*SET EXERCISE*:
Gather each line in the entries that includes the string "from".

*MATERIAL*:
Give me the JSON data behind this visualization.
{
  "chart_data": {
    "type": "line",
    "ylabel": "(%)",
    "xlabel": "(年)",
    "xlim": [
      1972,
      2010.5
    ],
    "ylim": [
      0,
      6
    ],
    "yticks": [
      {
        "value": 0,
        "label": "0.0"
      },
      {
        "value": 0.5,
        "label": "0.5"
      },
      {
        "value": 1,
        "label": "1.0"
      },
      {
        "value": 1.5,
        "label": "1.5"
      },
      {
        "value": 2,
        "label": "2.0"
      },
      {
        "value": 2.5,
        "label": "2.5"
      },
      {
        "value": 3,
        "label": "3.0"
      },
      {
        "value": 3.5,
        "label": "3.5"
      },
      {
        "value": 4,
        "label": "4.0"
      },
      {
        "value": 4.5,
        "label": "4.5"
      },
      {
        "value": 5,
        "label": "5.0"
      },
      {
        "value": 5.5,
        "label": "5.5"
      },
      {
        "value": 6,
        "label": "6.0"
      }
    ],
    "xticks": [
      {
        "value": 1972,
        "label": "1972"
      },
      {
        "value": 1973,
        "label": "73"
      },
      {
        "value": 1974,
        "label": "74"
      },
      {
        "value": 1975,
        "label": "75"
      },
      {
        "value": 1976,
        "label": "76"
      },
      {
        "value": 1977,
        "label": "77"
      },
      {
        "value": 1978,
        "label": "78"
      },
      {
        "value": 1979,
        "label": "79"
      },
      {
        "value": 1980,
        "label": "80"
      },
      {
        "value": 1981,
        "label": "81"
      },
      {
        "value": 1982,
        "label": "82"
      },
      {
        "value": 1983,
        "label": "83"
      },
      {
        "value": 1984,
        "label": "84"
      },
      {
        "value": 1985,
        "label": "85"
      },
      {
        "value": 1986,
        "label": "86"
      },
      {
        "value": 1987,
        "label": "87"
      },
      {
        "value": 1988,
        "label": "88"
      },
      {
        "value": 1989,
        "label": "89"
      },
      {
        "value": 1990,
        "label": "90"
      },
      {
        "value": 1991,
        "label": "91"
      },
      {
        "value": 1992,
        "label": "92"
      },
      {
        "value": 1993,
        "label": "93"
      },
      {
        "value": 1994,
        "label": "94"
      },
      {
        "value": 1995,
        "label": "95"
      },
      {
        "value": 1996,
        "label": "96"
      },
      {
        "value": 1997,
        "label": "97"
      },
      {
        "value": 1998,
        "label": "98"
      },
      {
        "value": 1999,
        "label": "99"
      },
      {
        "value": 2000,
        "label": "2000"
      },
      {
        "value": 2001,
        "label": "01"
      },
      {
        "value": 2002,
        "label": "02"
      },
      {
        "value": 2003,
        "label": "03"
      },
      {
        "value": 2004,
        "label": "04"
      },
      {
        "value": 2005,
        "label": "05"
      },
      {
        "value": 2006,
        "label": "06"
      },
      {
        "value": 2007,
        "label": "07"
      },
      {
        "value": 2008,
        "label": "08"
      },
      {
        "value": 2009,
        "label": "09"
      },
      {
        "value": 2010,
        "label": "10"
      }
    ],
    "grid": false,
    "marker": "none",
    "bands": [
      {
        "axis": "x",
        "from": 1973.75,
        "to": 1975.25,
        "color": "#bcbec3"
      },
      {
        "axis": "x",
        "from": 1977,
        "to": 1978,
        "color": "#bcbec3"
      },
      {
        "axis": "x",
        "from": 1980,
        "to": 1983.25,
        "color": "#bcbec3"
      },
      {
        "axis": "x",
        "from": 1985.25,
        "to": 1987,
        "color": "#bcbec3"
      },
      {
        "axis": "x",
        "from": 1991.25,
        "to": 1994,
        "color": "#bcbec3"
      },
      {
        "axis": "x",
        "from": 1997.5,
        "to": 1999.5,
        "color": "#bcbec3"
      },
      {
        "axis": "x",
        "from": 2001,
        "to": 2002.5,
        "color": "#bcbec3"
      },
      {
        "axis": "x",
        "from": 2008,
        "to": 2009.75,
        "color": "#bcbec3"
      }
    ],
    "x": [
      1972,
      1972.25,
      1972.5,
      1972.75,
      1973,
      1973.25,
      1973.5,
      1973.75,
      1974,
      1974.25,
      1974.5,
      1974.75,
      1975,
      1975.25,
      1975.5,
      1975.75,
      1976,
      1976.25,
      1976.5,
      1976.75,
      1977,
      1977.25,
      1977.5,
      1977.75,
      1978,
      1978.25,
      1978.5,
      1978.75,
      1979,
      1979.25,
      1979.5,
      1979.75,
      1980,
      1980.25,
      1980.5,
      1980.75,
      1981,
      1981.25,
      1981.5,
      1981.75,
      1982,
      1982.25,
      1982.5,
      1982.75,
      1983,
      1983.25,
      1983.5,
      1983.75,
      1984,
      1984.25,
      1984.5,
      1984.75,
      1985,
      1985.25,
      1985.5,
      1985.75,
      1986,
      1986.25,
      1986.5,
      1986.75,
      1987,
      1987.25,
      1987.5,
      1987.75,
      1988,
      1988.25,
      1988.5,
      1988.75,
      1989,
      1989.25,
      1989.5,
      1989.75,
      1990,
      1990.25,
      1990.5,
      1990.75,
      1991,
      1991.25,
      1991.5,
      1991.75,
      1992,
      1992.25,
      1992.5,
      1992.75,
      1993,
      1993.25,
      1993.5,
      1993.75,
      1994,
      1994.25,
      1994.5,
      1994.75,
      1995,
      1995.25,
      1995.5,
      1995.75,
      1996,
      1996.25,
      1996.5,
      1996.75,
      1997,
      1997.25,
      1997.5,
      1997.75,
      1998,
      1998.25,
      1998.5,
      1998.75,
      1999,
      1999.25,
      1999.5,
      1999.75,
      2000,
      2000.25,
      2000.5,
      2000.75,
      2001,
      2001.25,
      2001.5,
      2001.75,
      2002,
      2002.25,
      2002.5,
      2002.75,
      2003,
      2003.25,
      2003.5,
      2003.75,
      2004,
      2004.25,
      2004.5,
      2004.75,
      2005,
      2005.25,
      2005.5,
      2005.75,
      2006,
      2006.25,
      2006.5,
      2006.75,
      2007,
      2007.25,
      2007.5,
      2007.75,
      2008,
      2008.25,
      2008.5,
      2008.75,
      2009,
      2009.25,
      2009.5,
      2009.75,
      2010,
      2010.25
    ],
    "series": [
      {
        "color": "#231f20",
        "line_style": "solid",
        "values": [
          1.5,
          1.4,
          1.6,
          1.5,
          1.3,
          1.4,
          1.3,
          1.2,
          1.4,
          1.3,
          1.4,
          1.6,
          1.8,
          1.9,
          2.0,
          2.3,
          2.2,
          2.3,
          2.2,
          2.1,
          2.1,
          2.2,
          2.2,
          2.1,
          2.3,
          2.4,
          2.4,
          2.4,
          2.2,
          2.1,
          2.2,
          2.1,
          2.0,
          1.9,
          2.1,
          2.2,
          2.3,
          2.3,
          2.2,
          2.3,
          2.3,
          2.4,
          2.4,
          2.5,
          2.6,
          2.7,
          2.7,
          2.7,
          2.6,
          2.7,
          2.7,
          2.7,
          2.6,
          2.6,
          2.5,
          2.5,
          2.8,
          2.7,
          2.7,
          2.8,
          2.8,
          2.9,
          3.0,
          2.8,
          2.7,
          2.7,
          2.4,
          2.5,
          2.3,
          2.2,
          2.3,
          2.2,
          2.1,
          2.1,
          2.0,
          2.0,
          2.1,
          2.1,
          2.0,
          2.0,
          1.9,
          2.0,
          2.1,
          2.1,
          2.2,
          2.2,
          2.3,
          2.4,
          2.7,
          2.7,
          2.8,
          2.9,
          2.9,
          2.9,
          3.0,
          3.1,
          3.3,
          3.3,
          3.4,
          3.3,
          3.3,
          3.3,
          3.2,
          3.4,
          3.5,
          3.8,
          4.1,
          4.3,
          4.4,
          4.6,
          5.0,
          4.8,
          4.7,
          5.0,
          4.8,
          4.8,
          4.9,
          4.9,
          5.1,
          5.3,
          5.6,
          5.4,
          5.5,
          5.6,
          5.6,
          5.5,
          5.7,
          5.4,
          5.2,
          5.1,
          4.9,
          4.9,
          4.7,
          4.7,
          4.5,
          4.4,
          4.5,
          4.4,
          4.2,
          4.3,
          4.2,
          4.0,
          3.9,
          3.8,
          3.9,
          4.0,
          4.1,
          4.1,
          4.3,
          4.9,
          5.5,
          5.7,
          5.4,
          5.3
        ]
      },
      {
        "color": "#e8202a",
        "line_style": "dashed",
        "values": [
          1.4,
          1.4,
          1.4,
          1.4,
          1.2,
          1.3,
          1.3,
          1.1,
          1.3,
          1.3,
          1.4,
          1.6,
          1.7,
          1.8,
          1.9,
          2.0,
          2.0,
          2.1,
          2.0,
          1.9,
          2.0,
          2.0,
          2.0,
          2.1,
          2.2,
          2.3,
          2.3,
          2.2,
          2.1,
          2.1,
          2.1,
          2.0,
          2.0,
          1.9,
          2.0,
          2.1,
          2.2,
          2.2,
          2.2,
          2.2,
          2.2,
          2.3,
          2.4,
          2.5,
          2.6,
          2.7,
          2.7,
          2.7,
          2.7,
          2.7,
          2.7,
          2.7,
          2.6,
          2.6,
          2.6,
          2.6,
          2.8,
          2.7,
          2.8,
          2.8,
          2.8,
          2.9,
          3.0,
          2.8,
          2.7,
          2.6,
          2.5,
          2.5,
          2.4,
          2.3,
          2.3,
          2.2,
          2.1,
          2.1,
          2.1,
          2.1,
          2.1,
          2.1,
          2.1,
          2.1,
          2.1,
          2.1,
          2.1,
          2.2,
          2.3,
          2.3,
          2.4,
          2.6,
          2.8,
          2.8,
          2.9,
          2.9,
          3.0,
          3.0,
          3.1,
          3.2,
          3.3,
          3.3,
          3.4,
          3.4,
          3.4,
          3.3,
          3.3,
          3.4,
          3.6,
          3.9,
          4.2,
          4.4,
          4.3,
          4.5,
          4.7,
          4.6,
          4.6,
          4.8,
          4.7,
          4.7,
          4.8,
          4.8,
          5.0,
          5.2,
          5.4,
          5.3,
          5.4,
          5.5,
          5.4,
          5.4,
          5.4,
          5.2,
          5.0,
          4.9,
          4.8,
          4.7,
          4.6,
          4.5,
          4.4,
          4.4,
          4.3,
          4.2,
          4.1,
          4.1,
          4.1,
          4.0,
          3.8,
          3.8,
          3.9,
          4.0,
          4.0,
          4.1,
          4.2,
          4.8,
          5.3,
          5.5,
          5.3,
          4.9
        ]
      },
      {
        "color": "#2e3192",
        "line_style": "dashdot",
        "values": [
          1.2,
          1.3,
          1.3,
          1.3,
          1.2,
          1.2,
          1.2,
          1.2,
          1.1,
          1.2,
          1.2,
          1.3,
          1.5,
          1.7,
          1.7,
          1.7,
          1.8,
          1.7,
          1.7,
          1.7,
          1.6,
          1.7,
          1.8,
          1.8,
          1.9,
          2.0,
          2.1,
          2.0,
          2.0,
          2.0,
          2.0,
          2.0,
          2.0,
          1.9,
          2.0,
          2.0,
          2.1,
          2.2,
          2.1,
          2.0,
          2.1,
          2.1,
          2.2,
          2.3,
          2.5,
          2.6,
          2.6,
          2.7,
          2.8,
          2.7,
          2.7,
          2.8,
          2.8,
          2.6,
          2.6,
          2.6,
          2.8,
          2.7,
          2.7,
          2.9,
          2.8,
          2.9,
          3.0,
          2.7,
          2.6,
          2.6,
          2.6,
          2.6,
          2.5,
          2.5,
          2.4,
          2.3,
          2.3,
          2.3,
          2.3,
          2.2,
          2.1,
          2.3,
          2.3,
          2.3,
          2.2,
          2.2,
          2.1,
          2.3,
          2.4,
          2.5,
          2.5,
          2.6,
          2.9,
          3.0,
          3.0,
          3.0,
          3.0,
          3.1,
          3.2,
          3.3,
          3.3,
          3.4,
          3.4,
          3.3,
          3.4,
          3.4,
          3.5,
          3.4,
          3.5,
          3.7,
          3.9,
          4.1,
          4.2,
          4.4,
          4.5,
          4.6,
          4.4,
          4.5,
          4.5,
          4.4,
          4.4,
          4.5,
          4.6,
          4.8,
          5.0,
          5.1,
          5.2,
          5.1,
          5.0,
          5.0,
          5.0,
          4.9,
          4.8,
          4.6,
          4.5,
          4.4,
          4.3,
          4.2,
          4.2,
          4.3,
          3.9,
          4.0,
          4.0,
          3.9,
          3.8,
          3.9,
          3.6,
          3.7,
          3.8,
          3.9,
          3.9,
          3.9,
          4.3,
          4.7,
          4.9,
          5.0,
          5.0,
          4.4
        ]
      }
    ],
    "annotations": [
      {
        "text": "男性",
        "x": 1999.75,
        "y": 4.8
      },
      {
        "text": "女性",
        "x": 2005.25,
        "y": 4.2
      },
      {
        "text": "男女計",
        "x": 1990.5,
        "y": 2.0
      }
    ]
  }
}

*EXERCISE OUTPUT*:
        "from": 1973.75,
        "from": 1977,
        "from": 1980,
        "from": 1985.25,
        "from": 1991.25,
        "from": 1997.5,
        "from": 2001,
        "from": 2008,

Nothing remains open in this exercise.